**Instructions to follow**. Continue the stained glass soldering steps from the point where they stop.
Begin Passage to read
With your glass lined up so that it’s half way sitting on the bottom piece’s edge, hold the front design as straight up as possible and tack two small pieces in the middle. Don’t forget to add your flux before you try to lay the solder down. 

At this stage you still want a little wiggle room for the front design, so only a couple of tacks will do. That way you can line it up straight with your side pieces.

Step Ten: Tack Sides to Base and Front Design

Now that your front design is lightly tacked to your base, line up one of your sides so that it is flush with both the base and the front piece. The only V channel you should have is at the bottom of your front piece of glass.

Tack your side triangle piece and then move to the other side and tack that piece. 

Step Eleven: Solder Entire Piece Together 

Now that your piece is all tacked together and everything is straight, it’s time to apply a nice bead of solder to all inside and outside joints. 

Apply your flux and begin to solder. Similar to a stained glass box, the insides of these pieces can be a little difficult to get to. Just move it around until you can get a good angle, and don’t forget you can always use something like an extra roll of solder to prop it up if you need to.
End Passage to read
Begin Excerpted data
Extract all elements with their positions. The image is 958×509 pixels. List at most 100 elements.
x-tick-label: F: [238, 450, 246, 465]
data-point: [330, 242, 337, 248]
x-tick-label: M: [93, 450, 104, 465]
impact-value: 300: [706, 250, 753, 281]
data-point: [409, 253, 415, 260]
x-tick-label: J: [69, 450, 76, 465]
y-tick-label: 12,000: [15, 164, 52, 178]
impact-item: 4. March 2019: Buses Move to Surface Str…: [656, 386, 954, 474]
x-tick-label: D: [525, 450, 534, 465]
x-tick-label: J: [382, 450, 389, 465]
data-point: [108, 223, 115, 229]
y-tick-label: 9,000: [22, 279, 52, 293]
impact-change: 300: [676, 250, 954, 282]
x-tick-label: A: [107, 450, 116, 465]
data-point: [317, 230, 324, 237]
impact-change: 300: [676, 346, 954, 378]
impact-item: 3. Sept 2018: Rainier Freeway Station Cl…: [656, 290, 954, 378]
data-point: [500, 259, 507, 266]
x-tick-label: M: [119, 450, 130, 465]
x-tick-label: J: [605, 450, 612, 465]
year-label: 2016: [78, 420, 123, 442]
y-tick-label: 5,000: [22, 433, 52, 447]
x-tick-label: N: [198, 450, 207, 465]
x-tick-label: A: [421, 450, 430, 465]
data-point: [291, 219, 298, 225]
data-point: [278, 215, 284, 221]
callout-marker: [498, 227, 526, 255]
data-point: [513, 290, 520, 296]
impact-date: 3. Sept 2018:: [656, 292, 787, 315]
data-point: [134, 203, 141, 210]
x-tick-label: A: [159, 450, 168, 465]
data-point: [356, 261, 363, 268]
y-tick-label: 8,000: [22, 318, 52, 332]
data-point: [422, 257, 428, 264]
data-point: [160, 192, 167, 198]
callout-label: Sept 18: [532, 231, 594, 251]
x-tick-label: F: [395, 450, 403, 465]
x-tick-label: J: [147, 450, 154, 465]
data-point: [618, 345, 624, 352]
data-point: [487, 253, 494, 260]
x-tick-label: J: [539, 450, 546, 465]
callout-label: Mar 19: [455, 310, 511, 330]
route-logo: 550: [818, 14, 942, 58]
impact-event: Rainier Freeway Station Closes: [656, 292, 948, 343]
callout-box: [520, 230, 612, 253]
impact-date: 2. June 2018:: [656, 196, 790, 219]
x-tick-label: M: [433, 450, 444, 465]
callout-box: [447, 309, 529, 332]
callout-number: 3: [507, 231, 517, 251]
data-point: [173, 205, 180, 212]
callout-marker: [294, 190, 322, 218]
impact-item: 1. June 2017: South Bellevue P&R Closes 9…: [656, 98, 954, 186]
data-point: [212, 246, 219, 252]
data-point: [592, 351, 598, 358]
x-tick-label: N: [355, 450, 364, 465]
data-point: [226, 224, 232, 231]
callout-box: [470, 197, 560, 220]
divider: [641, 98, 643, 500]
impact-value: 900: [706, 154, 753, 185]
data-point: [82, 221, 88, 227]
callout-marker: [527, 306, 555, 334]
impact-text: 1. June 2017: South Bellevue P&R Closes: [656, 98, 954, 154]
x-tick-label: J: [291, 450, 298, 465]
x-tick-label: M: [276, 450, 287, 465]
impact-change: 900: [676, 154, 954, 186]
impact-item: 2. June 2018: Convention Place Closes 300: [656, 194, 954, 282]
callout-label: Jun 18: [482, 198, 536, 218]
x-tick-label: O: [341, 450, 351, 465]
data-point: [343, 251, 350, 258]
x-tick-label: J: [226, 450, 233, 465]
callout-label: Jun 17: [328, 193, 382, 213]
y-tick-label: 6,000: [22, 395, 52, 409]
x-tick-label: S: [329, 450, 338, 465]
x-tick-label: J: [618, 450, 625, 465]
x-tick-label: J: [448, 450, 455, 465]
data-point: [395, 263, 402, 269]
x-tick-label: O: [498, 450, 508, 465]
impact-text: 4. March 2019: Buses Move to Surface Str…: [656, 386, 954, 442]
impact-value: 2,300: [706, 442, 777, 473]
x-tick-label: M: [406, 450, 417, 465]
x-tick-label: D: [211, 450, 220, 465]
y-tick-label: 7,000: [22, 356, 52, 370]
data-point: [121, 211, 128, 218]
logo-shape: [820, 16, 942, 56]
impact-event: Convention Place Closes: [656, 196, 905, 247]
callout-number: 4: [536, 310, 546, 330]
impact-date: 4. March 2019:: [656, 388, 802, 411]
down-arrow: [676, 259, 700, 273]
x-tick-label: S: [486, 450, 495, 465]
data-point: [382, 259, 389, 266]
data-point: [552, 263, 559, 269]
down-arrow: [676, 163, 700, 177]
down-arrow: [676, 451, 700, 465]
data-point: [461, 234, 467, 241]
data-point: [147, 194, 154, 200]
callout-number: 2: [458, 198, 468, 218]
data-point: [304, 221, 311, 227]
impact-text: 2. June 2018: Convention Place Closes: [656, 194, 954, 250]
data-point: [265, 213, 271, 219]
End Excerpted data
**Result for this task**.
Step Twelve: Bead Up Exposed Edges 

Your candle holder is almost complete. All that’s left for soldering is to bead up the exposed edges so you have a nice, clean piece of glass work. 

The only exposed edges you should have left are the tops of your side triangles, and the back edge of your bottom. 

With your solder situated so that you can grab it with one hand, carefully pick the solder up with your iron and tap it down until the entire edge has a nice bead. 

Step Thirteen: Wash & Patina

Now all that is left to do is wash all the flux off your piece, and patina if you wish to change the metal color to copper or black. 

I left mine silver. 90% of the time I patina my solder black, but I really liked the silver look on this piece. I can’t wait to see it lit up! 

This candle holder is big enough for some standard candles, or you could simply place a tea lite on the base. Either way, it’s going to look amazing!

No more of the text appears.